== Segment start ==
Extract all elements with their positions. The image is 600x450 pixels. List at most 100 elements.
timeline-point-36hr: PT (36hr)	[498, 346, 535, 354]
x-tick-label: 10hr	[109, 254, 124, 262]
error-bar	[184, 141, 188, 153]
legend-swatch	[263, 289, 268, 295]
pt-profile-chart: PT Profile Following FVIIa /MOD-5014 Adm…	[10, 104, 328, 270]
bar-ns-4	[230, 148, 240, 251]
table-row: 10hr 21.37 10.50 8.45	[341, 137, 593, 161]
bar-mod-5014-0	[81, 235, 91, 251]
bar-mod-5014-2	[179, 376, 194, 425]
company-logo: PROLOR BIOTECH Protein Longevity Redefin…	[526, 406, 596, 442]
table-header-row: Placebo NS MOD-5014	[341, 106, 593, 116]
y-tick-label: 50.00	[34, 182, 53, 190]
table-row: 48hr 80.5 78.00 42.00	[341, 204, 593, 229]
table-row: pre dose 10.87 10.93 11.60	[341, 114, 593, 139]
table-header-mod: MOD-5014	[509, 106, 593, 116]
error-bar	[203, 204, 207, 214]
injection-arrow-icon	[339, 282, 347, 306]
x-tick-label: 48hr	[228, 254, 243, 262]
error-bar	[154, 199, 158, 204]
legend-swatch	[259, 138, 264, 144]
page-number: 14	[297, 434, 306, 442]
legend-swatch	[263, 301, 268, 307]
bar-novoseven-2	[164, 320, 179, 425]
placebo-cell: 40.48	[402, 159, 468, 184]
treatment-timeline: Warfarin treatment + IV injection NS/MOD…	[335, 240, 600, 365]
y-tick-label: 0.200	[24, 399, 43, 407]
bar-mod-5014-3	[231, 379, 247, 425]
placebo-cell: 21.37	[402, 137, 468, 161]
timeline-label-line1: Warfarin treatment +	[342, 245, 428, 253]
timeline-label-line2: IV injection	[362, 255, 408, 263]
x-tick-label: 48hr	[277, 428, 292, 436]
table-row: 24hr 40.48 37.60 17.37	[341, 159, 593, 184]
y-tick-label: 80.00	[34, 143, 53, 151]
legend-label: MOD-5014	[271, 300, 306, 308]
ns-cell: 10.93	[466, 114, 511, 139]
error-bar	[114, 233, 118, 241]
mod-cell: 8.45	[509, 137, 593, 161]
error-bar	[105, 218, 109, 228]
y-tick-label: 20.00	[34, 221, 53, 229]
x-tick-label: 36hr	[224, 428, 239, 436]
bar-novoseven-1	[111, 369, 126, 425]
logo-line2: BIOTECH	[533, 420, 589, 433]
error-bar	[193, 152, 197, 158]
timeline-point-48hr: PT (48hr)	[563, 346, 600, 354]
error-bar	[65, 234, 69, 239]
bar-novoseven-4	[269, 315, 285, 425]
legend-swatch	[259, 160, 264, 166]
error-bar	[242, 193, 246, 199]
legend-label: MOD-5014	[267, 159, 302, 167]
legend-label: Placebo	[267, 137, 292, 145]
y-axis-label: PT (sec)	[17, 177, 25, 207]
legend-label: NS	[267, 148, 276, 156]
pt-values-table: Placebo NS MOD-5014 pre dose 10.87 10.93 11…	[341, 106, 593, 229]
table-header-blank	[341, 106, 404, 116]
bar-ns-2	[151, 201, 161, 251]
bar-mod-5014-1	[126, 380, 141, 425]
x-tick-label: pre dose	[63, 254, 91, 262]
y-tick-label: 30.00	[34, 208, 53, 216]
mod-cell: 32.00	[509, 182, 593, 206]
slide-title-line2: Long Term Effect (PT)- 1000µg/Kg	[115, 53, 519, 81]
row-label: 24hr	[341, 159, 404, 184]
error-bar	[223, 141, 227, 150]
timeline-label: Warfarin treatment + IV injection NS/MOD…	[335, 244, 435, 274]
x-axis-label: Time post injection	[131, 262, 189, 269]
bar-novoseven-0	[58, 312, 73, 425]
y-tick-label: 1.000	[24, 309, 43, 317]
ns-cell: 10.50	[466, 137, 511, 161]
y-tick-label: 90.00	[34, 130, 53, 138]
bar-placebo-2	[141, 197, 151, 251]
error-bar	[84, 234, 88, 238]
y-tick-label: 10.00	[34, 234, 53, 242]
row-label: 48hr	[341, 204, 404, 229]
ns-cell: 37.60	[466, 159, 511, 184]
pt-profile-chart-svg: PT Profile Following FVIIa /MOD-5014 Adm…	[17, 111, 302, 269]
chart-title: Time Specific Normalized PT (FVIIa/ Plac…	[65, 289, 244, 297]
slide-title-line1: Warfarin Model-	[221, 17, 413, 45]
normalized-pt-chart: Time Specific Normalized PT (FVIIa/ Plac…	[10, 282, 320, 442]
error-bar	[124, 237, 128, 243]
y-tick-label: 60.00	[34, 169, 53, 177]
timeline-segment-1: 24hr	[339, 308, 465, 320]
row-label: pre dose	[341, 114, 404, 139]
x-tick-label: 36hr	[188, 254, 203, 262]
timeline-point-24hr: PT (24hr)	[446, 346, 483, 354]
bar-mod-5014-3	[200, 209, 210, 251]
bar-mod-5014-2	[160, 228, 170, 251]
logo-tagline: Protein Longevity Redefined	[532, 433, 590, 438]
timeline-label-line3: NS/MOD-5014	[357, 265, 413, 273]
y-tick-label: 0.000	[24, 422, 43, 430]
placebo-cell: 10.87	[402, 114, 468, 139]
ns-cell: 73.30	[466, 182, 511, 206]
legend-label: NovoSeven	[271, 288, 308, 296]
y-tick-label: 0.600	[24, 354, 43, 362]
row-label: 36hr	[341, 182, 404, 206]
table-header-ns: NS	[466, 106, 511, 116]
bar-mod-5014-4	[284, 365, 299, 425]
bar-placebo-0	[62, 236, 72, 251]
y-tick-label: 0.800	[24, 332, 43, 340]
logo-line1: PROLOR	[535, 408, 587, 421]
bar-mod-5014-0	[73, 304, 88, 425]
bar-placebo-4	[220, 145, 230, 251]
== Segment end ==
• [About this task] Identify and extract each line of the listing that contains "legend".

• [Answer section]
legend-swatch	[263, 289, 268, 295]
legend-swatch	[259, 138, 264, 144]
legend-swatch	[263, 301, 268, 307]
legend-label: MOD-5014	[271, 300, 306, 308]
legend-swatch	[259, 160, 264, 166]
legend-label: MOD-5014	[267, 159, 302, 167]
legend-label: Placebo	[267, 137, 292, 145]
legend-label: NS	[267, 148, 276, 156]
legend-label: NovoSeven	[271, 288, 308, 296]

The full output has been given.